SUPPLIED DATA =
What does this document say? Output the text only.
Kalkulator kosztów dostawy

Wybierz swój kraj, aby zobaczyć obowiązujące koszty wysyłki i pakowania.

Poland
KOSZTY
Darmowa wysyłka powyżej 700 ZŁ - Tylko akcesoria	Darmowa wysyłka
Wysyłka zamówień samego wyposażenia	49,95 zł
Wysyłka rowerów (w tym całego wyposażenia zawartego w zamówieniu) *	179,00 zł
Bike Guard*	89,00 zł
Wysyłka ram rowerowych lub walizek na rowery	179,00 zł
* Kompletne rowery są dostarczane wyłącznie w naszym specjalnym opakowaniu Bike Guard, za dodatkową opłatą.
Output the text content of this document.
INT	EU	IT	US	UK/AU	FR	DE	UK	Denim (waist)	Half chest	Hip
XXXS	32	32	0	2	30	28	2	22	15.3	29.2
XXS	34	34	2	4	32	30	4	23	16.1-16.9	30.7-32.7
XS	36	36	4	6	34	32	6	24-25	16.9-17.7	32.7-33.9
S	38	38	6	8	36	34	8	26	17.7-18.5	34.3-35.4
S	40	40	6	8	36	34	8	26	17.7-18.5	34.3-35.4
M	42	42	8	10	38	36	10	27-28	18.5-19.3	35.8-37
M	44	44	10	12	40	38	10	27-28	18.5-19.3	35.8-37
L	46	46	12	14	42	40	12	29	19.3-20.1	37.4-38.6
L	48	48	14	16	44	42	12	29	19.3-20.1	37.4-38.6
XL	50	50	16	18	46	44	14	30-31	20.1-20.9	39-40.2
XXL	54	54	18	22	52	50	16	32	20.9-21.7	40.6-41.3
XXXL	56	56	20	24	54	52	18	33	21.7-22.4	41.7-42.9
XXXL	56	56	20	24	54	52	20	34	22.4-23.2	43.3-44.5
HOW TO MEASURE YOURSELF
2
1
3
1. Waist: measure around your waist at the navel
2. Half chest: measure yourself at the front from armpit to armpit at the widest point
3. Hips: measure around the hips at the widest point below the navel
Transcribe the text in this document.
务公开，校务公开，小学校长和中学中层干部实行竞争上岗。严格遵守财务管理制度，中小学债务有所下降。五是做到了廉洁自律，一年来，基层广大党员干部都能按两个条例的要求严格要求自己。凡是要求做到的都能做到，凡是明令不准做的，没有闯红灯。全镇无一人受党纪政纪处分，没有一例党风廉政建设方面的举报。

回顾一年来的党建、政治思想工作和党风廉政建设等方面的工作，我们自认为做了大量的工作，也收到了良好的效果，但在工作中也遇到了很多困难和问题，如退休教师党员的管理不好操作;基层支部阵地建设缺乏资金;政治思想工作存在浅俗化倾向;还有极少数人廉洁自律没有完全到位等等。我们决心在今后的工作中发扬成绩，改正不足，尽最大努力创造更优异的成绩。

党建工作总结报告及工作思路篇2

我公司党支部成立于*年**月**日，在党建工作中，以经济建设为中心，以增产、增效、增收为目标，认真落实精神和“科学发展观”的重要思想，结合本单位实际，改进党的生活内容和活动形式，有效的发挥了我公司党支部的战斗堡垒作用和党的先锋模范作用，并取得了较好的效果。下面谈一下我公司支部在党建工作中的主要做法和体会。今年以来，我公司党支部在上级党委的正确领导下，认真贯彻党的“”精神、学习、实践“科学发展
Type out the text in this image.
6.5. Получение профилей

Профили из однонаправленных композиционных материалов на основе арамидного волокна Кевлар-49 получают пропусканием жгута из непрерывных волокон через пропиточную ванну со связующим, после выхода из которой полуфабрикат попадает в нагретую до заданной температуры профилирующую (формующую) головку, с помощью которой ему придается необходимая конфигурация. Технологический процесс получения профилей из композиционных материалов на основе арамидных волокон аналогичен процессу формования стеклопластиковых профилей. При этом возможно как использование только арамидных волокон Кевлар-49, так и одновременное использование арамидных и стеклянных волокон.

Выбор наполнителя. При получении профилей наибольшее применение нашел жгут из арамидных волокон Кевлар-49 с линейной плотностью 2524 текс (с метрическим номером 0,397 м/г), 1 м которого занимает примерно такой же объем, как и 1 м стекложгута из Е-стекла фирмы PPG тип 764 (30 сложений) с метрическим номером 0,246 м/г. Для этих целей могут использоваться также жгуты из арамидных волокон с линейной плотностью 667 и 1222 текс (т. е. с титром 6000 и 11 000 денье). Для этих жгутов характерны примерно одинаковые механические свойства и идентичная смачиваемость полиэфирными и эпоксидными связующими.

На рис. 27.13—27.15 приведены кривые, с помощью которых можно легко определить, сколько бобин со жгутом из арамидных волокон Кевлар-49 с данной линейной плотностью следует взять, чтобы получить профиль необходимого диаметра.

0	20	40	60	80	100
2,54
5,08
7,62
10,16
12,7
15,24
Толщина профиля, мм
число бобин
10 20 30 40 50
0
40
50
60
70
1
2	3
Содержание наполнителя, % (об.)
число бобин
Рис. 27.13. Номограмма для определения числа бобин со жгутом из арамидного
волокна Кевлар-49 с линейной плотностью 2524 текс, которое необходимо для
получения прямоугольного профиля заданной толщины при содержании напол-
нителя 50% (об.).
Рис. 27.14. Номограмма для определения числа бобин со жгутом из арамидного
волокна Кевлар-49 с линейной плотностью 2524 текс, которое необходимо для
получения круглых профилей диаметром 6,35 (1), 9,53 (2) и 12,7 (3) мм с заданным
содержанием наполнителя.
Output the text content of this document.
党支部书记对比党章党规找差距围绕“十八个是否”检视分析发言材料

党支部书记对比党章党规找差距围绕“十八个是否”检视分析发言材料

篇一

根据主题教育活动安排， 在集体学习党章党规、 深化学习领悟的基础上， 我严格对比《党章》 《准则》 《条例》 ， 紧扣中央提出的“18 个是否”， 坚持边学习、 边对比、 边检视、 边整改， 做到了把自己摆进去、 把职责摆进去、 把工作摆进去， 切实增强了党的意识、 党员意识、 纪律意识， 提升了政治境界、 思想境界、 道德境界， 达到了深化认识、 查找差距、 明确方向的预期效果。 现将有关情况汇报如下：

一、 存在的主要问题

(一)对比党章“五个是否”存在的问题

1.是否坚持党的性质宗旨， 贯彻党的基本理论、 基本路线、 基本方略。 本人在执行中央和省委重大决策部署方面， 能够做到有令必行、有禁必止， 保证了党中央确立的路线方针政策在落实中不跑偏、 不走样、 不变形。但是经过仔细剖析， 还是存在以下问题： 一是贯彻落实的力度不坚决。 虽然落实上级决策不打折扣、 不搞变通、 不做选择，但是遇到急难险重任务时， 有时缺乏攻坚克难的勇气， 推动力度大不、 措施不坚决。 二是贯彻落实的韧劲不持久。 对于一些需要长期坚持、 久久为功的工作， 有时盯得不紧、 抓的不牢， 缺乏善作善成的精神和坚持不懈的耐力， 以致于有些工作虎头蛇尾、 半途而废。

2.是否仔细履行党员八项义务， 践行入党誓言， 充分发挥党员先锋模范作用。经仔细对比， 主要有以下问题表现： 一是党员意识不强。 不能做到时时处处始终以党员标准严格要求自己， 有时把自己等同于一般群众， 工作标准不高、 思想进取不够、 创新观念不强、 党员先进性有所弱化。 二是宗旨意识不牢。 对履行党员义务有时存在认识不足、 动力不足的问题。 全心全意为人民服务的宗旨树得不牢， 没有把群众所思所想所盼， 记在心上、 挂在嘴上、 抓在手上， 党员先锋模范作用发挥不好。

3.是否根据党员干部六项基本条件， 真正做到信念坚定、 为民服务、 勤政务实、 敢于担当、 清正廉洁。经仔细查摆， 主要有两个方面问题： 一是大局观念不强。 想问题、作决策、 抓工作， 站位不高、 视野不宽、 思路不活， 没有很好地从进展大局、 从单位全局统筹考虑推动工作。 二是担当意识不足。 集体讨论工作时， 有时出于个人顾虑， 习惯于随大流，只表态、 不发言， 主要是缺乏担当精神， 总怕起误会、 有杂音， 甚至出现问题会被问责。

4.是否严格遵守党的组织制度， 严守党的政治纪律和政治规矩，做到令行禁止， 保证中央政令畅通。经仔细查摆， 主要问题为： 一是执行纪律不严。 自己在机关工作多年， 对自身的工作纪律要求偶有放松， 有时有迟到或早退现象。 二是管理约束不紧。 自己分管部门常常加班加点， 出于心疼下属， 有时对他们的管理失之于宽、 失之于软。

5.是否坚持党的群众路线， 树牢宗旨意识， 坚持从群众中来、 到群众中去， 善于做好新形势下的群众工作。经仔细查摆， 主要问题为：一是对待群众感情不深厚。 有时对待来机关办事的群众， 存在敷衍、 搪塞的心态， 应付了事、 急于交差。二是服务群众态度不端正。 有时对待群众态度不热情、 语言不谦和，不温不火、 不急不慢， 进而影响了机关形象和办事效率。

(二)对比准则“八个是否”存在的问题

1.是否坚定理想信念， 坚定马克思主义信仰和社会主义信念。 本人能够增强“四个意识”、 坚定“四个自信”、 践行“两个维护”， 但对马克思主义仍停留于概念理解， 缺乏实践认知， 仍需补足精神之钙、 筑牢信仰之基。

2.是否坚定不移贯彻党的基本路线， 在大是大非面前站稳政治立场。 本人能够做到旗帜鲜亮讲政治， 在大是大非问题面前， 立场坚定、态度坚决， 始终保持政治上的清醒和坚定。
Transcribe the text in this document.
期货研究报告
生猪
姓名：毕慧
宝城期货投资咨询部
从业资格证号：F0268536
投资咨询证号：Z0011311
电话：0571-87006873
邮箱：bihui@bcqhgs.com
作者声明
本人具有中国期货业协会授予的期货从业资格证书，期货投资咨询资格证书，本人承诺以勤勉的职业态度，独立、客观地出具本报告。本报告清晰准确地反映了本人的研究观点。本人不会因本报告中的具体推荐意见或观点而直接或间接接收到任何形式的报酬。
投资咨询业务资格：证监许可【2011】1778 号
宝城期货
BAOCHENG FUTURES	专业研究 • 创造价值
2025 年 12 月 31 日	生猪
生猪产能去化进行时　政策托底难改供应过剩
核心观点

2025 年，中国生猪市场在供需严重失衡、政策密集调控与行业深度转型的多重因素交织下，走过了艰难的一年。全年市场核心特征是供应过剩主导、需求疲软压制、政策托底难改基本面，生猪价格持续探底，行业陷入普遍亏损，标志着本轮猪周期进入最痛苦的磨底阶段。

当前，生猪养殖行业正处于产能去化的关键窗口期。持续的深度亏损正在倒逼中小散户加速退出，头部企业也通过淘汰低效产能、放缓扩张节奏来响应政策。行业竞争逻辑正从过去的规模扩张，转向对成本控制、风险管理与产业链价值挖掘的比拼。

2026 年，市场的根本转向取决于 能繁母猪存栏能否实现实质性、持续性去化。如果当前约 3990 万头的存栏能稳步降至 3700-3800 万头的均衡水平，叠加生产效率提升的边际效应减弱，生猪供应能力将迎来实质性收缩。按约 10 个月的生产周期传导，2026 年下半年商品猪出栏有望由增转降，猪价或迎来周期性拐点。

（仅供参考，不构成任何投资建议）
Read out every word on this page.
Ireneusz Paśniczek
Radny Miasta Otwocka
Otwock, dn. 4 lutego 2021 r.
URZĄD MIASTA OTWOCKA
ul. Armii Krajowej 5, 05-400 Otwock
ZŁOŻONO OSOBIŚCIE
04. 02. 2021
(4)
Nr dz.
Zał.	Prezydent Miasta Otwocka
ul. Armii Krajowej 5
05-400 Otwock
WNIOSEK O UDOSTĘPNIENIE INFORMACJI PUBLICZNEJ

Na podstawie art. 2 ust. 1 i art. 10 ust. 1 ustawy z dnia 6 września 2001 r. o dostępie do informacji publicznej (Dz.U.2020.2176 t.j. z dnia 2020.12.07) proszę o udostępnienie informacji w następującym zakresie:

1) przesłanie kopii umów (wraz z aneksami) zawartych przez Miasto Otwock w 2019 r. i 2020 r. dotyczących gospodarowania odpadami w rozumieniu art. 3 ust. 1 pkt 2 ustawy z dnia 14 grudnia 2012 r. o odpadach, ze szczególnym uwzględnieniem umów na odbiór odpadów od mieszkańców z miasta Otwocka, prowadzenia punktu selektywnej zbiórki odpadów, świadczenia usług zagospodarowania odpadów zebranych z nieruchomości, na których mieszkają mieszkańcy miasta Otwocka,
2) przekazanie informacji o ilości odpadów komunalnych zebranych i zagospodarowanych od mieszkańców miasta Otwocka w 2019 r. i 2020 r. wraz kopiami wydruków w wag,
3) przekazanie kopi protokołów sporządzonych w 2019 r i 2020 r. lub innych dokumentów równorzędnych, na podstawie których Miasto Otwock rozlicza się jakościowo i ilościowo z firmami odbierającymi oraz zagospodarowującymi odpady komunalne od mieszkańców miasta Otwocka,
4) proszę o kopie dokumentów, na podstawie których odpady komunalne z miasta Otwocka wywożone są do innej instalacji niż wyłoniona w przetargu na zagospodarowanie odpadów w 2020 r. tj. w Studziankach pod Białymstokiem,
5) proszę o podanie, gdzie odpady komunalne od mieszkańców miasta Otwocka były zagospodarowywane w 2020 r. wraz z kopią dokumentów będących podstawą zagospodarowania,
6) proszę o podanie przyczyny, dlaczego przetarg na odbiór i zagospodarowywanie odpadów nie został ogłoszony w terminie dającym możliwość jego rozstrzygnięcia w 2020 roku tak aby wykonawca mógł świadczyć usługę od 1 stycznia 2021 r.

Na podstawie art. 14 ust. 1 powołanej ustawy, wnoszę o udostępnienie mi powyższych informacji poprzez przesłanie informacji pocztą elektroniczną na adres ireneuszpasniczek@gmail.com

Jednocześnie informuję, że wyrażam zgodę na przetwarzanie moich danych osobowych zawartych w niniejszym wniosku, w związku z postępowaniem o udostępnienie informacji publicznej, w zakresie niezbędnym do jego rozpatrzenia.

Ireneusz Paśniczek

INSTRUCTION =
Find every line that holds "Номограмма" and copy it.

TASK RESPONSE =
Рис. 27.13. Номограмма для определения числа бобин со жгутом из арамидного
Рис. 27.14. Номограмма для определения числа бобин со жгутом из арамидного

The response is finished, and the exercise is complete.